## INFORMATION SHOWN:
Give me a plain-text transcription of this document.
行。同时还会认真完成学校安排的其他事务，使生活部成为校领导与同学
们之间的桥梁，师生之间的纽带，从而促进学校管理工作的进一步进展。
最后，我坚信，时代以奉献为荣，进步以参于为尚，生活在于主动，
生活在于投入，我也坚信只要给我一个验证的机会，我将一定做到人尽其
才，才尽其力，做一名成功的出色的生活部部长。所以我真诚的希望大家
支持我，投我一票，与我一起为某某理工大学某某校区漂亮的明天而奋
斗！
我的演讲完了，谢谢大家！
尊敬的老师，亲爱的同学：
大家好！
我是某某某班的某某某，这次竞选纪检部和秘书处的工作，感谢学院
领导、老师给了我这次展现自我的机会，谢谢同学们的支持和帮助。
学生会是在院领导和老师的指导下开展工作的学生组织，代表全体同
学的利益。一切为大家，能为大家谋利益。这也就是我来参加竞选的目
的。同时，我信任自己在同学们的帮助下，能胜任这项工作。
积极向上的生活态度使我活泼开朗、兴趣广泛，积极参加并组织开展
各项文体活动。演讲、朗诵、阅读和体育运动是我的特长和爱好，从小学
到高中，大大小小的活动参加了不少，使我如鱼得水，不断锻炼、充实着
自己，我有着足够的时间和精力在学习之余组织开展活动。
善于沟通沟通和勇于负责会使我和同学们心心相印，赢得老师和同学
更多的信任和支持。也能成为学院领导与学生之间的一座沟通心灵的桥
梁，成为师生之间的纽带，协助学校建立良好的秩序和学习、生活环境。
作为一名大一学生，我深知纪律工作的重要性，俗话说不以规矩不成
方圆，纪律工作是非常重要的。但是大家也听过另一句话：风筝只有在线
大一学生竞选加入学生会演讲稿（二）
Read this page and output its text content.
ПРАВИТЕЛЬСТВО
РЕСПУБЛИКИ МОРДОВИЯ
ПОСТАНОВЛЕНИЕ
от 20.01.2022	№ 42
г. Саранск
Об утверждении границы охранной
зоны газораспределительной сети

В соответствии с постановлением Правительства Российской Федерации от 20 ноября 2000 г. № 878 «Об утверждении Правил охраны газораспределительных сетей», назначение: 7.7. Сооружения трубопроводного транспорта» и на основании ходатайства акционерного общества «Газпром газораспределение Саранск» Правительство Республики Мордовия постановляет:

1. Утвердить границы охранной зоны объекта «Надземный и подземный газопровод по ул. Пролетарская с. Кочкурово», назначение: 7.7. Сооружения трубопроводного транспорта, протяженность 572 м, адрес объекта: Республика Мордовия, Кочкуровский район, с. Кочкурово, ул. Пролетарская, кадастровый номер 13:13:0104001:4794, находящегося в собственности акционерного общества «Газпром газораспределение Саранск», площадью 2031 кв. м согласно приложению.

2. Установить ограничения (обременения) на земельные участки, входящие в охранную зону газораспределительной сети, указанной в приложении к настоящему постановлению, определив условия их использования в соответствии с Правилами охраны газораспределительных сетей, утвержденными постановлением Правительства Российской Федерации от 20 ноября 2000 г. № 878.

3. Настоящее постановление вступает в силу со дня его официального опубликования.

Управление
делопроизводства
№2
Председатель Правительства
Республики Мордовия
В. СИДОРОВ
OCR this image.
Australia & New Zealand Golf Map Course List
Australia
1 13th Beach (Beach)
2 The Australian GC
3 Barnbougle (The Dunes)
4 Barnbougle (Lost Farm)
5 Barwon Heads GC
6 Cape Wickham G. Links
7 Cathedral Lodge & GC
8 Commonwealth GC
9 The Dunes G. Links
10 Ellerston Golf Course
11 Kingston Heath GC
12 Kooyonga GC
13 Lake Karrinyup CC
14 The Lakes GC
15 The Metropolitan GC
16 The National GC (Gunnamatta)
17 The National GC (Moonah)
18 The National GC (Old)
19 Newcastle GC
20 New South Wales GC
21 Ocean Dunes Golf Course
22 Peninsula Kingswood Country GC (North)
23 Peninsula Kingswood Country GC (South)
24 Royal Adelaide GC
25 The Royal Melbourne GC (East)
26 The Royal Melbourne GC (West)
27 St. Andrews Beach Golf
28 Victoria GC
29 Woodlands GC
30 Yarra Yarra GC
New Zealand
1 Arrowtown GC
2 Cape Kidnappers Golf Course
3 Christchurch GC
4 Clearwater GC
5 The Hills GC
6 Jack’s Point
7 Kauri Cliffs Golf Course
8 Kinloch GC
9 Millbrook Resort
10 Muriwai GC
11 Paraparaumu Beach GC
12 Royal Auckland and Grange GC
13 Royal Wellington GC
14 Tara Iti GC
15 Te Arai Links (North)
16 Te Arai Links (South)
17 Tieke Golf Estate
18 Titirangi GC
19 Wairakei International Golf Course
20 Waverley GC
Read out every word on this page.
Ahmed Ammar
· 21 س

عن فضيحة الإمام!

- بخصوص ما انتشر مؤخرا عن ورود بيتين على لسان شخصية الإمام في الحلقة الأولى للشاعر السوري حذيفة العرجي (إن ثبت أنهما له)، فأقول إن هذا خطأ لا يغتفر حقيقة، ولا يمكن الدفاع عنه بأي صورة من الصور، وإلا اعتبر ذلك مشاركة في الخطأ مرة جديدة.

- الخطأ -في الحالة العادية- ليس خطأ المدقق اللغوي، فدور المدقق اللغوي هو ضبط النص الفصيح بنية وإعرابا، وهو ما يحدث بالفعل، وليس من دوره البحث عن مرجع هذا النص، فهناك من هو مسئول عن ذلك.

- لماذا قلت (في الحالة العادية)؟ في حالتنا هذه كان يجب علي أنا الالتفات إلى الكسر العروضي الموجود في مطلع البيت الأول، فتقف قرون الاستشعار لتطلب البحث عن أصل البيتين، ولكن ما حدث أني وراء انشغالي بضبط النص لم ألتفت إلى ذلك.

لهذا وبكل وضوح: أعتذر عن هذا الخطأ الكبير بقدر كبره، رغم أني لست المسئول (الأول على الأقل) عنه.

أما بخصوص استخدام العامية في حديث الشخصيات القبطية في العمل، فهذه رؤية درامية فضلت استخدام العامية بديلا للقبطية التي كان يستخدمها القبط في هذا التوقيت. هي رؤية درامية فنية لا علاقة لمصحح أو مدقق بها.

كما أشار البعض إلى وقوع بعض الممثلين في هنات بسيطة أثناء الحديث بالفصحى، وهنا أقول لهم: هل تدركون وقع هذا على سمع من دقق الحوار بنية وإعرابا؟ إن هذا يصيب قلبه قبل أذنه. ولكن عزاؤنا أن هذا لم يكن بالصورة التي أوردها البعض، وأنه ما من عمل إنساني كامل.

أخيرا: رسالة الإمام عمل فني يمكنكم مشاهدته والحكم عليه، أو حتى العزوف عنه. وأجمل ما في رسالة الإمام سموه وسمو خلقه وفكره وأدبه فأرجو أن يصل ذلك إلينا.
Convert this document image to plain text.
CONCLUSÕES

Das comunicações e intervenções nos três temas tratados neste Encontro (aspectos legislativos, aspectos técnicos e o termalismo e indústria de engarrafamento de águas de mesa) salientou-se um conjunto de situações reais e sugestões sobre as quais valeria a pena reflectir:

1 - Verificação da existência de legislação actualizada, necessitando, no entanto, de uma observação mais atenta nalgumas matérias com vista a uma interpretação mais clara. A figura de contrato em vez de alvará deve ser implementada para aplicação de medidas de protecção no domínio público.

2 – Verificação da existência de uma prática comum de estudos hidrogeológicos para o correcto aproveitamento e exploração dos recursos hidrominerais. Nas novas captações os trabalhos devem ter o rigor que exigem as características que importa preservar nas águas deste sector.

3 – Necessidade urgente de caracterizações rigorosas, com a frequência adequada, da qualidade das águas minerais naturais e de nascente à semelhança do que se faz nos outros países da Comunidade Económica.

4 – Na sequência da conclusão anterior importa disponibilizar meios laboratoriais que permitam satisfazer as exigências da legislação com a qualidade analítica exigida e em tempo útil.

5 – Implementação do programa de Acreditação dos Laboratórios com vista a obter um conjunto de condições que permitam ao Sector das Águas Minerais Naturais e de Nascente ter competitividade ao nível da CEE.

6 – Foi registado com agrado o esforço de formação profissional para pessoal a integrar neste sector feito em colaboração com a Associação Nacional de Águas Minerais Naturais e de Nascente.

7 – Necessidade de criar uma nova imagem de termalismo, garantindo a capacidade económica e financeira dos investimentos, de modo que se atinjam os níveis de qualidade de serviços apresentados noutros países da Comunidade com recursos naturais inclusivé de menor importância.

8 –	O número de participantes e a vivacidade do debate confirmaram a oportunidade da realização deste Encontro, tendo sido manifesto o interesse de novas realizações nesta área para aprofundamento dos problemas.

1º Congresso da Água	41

## TO BE DONE:
Lines containing the string "deste" are to be selected and copied.

## TASK ANSWER:
2 – Verificação da existência de uma prática comum de estudos hidrogeológicos para o correcto aproveitamento e exploração dos recursos hidrominerais. Nas novas captações os trabalhos devem ter o rigor que exigem as características que importa preservar nas águas deste sector.
8 –	O número de participantes e a vivacidade do debate confirmaram a oportunidade da realização deste Encontro, tendo sido manifesto o interesse de novas realizações nesta área para aprofundamento dos problemas.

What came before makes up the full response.